Records supplied —
┄┄┄┄┄┄┄┄┄┄┄┄┄┄┄┄┄┄┄┄

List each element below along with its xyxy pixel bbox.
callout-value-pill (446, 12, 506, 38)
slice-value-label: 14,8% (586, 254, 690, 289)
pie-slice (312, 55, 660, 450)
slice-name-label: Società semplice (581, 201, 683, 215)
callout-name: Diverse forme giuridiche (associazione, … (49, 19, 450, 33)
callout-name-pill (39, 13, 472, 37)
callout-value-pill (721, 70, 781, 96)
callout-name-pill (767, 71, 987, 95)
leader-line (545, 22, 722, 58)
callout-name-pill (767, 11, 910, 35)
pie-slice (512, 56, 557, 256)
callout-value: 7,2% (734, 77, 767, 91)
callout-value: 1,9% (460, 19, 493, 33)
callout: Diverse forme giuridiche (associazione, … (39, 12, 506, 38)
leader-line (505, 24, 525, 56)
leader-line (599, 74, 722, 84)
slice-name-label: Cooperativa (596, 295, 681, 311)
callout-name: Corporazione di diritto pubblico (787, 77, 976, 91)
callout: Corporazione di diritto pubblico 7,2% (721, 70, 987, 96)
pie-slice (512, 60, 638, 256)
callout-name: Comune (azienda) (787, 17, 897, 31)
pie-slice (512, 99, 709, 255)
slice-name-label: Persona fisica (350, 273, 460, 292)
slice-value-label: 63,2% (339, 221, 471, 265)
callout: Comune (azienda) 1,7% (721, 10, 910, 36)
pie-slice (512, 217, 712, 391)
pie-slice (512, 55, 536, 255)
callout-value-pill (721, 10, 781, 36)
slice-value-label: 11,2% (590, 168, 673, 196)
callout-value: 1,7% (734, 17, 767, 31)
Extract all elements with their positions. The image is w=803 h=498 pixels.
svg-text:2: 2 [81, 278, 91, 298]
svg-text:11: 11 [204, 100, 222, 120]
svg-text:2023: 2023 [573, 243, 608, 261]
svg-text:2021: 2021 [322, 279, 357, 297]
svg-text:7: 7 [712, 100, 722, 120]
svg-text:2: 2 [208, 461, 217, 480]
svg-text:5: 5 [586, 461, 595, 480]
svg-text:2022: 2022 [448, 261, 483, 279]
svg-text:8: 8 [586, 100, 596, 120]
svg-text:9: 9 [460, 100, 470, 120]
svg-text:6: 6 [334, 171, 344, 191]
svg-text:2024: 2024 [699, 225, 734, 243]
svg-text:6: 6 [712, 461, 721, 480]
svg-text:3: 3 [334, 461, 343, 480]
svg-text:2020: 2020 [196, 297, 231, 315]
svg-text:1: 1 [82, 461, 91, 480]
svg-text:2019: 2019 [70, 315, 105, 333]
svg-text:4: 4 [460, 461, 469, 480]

┄┄┄┄┄┄┄┄┄┄┄┄┄┄┄┄┄┄┄┄

To be done — Reproduce every line of the records above verbatim, with no changes to spacing, punctuation, or coordinates.

Task answer —
List each element below along with its xyxy pixel bbox.
callout-value-pill (446, 12, 506, 38)
slice-value-label: 14,8% (586, 254, 690, 289)
pie-slice (312, 55, 660, 450)
slice-name-label: Società semplice (581, 201, 683, 215)
callout-name: Diverse forme giuridiche (associazione, … (49, 19, 450, 33)
callout-name-pill (39, 13, 472, 37)
callout-value-pill (721, 70, 781, 96)
callout-name-pill (767, 71, 987, 95)
leader-line (545, 22, 722, 58)
callout-name-pill (767, 11, 910, 35)
pie-slice (512, 56, 557, 256)
callout-value: 7,2% (734, 77, 767, 91)
callout-value: 1,9% (460, 19, 493, 33)
callout: Diverse forme giuridiche (associazione, … (39, 12, 506, 38)
leader-line (505, 24, 525, 56)
leader-line (599, 74, 722, 84)
slice-name-label: Cooperativa (596, 295, 681, 311)
callout-name: Corporazione di diritto pubblico (787, 77, 976, 91)
callout: Corporazione di diritto pubblico 7,2% (721, 70, 987, 96)
pie-slice (512, 60, 638, 256)
callout-name: Comune (azienda) (787, 17, 897, 31)
pie-slice (512, 99, 709, 255)
slice-name-label: Persona fisica (350, 273, 460, 292)
slice-value-label: 63,2% (339, 221, 471, 265)
callout: Comune (azienda) 1,7% (721, 10, 910, 36)
pie-slice (512, 217, 712, 391)
pie-slice (512, 55, 536, 255)
callout-value-pill (721, 10, 781, 36)
slice-value-label: 11,2% (590, 168, 673, 196)
callout-value: 1,7% (734, 17, 767, 31)
Extract all elements with their positions. The image is w=803 h=498 pixels.
svg-text:2: 2 [81, 278, 91, 298]
svg-text:11: 11 [204, 100, 222, 120]
svg-text:2023: 2023 [573, 243, 608, 261]
svg-text:2021: 2021 [322, 279, 357, 297]
svg-text:7: 7 [712, 100, 722, 120]
svg-text:2: 2 [208, 461, 217, 480]
svg-text:5: 5 [586, 461, 595, 480]
svg-text:2022: 2022 [448, 261, 483, 279]
svg-text:8: 8 [586, 100, 596, 120]
svg-text:9: 9 [460, 100, 470, 120]
svg-text:6: 6 [334, 171, 344, 191]
svg-text:2024: 2024 [699, 225, 734, 243]
svg-text:6: 6 [712, 461, 721, 480]
svg-text:3: 3 [334, 461, 343, 480]
svg-text:2020: 2020 [196, 297, 231, 315]
svg-text:1: 1 [82, 461, 91, 480]
svg-text:2019: 2019 [70, 315, 105, 333]
svg-text:4: 4 [460, 461, 469, 480]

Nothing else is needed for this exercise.